_Written request_:
Each record below is to be reproduced without any change.

┌──

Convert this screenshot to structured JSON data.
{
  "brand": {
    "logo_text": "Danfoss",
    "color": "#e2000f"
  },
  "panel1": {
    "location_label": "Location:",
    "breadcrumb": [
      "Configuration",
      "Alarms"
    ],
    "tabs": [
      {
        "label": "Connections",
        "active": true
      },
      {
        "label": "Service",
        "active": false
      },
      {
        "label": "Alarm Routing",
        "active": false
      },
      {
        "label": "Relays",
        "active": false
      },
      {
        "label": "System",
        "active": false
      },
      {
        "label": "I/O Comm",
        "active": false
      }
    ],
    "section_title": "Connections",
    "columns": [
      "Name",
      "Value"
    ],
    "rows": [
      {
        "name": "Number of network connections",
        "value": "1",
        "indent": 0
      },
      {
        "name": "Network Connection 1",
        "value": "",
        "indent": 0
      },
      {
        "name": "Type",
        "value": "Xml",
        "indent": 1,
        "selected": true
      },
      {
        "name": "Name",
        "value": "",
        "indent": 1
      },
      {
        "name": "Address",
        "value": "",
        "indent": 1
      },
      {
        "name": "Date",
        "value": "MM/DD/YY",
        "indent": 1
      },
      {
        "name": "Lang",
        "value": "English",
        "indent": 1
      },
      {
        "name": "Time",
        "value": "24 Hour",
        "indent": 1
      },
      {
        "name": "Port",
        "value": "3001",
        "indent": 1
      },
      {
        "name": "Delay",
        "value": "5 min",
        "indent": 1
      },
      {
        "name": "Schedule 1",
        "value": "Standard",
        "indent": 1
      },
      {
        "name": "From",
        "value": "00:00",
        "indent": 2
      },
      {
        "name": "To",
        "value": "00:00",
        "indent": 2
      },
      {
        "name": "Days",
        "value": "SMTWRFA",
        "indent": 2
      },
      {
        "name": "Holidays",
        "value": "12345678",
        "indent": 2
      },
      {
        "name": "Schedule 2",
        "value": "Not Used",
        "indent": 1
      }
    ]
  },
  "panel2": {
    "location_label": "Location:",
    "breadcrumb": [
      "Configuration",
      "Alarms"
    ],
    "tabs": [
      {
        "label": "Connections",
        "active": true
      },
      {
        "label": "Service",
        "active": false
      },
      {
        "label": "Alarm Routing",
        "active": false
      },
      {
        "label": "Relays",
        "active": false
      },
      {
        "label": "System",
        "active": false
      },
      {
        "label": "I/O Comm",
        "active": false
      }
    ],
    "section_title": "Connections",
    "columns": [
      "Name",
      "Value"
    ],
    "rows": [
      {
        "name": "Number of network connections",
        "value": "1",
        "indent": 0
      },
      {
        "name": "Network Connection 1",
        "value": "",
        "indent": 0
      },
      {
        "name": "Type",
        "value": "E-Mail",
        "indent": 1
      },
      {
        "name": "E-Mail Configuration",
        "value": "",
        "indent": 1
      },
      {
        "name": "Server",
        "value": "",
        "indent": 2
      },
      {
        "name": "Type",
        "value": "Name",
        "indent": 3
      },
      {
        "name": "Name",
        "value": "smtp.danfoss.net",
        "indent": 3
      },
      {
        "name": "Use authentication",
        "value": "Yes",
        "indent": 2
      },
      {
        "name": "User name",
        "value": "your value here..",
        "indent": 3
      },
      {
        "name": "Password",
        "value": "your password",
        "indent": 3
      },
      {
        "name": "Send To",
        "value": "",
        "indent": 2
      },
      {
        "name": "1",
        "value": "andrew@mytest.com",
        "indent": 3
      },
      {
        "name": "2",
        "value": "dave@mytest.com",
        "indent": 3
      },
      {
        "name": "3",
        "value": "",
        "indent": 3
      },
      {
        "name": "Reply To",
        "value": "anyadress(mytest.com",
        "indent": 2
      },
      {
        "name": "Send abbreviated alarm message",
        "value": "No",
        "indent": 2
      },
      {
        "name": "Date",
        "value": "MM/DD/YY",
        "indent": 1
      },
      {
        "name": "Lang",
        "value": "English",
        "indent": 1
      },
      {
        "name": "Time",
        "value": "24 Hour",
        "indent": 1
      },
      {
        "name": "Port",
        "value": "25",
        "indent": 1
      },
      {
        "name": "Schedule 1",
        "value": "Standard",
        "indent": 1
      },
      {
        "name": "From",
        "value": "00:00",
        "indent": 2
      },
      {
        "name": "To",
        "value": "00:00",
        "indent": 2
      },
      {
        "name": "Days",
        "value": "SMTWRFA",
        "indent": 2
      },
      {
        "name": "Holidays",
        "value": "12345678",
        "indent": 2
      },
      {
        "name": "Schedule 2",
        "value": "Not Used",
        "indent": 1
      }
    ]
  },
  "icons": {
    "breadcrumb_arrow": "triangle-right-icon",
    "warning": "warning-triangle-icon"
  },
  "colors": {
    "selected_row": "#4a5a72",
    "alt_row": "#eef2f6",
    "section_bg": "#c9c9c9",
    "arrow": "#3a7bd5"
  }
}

└──

_Final answer_:
Convert this screenshot to structured JSON data.
{
  "brand": {
    "logo_text": "Danfoss",
    "color": "#e2000f"
  },
  "panel1": {
    "location_label": "Location:",
    "breadcrumb": [
      "Configuration",
      "Alarms"
    ],
    "tabs": [
      {
        "label": "Connections",
        "active": true
      },
      {
        "label": "Service",
        "active": false
      },
      {
        "label": "Alarm Routing",
        "active": false
      },
      {
        "label": "Relays",
        "active": false
      },
      {
        "label": "System",
        "active": false
      },
      {
        "label": "I/O Comm",
        "active": false
      }
    ],
    "section_title": "Connections",
    "columns": [
      "Name",
      "Value"
    ],
    "rows": [
      {
        "name": "Number of network connections",
        "value": "1",
        "indent": 0
      },
      {
        "name": "Network Connection 1",
        "value": "",
        "indent": 0
      },
      {
        "name": "Type",
        "value": "Xml",
        "indent": 1,
        "selected": true
      },
      {
        "name": "Name",
        "value": "",
        "indent": 1
      },
      {
        "name": "Address",
        "value": "",
        "indent": 1
      },
      {
        "name": "Date",
        "value": "MM/DD/YY",
        "indent": 1
      },
      {
        "name": "Lang",
        "value": "English",
        "indent": 1
      },
      {
        "name": "Time",
        "value": "24 Hour",
        "indent": 1
      },
      {
        "name": "Port",
        "value": "3001",
        "indent": 1
      },
      {
        "name": "Delay",
        "value": "5 min",
        "indent": 1
      },
      {
        "name": "Schedule 1",
        "value": "Standard",
        "indent": 1
      },
      {
        "name": "From",
        "value": "00:00",
        "indent": 2
      },
      {
        "name": "To",
        "value": "00:00",
        "indent": 2
      },
      {
        "name": "Days",
        "value": "SMTWRFA",
        "indent": 2
      },
      {
        "name": "Holidays",
        "value": "12345678",
        "indent": 2
      },
      {
        "name": "Schedule 2",
        "value": "Not Used",
        "indent": 1
      }
    ]
  },
  "panel2": {
    "location_label": "Location:",
    "breadcrumb": [
      "Configuration",
      "Alarms"
    ],
    "tabs": [
      {
        "label": "Connections",
        "active": true
      },
      {
        "label": "Service",
        "active": false
      },
      {
        "label": "Alarm Routing",
        "active": false
      },
      {
        "label": "Relays",
        "active": false
      },
      {
        "label": "System",
        "active": false
      },
      {
        "label": "I/O Comm",
        "active": false
      }
    ],
    "section_title": "Connections",
    "columns": [
      "Name",
      "Value"
    ],
    "rows": [
      {
        "name": "Number of network connections",
        "value": "1",
        "indent": 0
      },
      {
        "name": "Network Connection 1",
        "value": "",
        "indent": 0
      },
      {
        "name": "Type",
        "value": "E-Mail",
        "indent": 1
      },
      {
        "name": "E-Mail Configuration",
        "value": "",
        "indent": 1
      },
      {
        "name": "Server",
        "value": "",
        "indent": 2
      },
      {
        "name": "Type",
        "value": "Name",
        "indent": 3
      },
      {
        "name": "Name",
        "value": "smtp.danfoss.net",
        "indent": 3
      },
      {
        "name": "Use authentication",
        "value": "Yes",
        "indent": 2
      },
      {
        "name": "User name",
        "value": "your value here..",
        "indent": 3
      },
      {
        "name": "Password",
        "value": "your password",
        "indent": 3
      },
      {
        "name": "Send To",
        "value": "",
        "indent": 2
      },
      {
        "name": "1",
        "value": "andrew@mytest.com",
        "indent": 3
      },
      {
        "name": "2",
        "value": "dave@mytest.com",
        "indent": 3
      },
      {
        "name": "3",
        "value": "",
        "indent": 3
      },
      {
        "name": "Reply To",
        "value": "anyadress(mytest.com",
        "indent": 2
      },
      {
        "name": "Send abbreviated alarm message",
        "value": "No",
        "indent": 2
      },
      {
        "name": "Date",
        "value": "MM/DD/YY",
        "indent": 1
      },
      {
        "name": "Lang",
        "value": "English",
        "indent": 1
      },
      {
        "name": "Time",
        "value": "24 Hour",
        "indent": 1
      },
      {
        "name": "Port",
        "value": "25",
        "indent": 1
      },
      {
        "name": "Schedule 1",
        "value": "Standard",
        "indent": 1
      },
      {
        "name": "From",
        "value": "00:00",
        "indent": 2
      },
      {
        "name": "To",
        "value": "00:00",
        "indent": 2
      },
      {
        "name": "Days",
        "value": "SMTWRFA",
        "indent": 2
      },
      {
        "name": "Holidays",
        "value": "12345678",
        "indent": 2
      },
      {
        "name": "Schedule 2",
        "value": "Not Used",
        "indent": 1
      }
    ]
  },
  "icons": {
    "breadcrumb_arrow": "triangle-right-icon",
    "warning": "warning-triangle-icon"
  },
  "colors": {
    "selected_row": "#4a5a72",
    "alt_row": "#eef2f6",
    "section_bg": "#c9c9c9",
    "arrow": "#3a7bd5"
  }
}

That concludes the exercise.